Challenge ::
Look for the word "JSON" in the entries below, then copy every line that has it.

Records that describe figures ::
━━━━━━━━

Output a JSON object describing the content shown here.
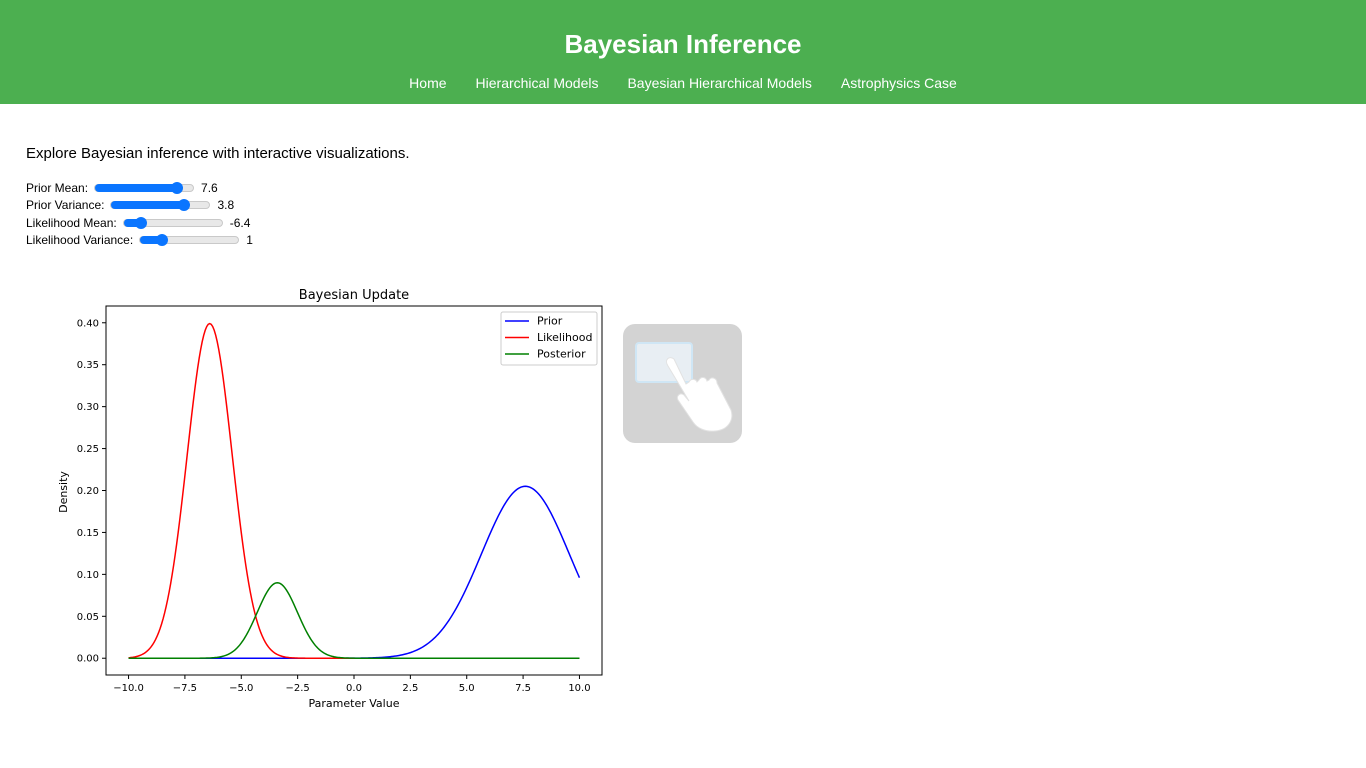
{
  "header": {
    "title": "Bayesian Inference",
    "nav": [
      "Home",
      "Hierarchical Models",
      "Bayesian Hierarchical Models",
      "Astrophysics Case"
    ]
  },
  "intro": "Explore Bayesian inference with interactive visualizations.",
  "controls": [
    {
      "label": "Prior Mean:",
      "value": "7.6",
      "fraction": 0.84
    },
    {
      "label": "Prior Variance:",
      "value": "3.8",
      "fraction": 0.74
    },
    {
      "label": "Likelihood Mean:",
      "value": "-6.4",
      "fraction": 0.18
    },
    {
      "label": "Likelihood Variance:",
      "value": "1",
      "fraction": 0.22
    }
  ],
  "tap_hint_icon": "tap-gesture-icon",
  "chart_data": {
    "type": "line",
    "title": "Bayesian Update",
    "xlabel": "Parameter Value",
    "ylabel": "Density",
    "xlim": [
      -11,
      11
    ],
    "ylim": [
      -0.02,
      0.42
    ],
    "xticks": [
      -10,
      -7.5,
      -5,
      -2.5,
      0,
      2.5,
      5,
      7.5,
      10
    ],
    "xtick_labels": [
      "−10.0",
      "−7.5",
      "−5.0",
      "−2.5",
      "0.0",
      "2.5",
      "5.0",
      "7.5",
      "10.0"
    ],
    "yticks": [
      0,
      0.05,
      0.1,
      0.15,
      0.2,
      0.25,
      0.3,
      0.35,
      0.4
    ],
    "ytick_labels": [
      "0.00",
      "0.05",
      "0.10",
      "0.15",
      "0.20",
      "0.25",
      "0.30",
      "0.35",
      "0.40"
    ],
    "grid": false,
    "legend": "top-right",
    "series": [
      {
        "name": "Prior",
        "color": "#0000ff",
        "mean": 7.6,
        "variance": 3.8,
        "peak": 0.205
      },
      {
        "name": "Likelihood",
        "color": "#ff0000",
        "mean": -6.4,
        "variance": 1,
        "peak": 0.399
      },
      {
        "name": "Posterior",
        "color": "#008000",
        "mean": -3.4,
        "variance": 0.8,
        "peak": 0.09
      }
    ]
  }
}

━━━━━━━━

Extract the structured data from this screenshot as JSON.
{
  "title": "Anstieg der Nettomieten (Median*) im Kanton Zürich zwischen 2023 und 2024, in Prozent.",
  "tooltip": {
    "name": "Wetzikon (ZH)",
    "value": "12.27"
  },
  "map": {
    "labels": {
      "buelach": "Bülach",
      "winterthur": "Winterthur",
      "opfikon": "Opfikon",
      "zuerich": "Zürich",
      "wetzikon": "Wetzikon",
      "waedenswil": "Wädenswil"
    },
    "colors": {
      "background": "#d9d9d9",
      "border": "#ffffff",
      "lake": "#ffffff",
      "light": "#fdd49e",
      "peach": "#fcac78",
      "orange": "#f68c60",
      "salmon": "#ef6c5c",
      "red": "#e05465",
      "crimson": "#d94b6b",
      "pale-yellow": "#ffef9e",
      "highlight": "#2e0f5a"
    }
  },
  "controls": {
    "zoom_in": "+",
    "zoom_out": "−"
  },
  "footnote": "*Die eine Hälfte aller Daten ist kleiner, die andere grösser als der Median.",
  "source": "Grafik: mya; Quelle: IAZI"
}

━━━━━━━━

Result ::
Output a JSON object describing the content shown here.
Extract the structured data from this screenshot as JSON.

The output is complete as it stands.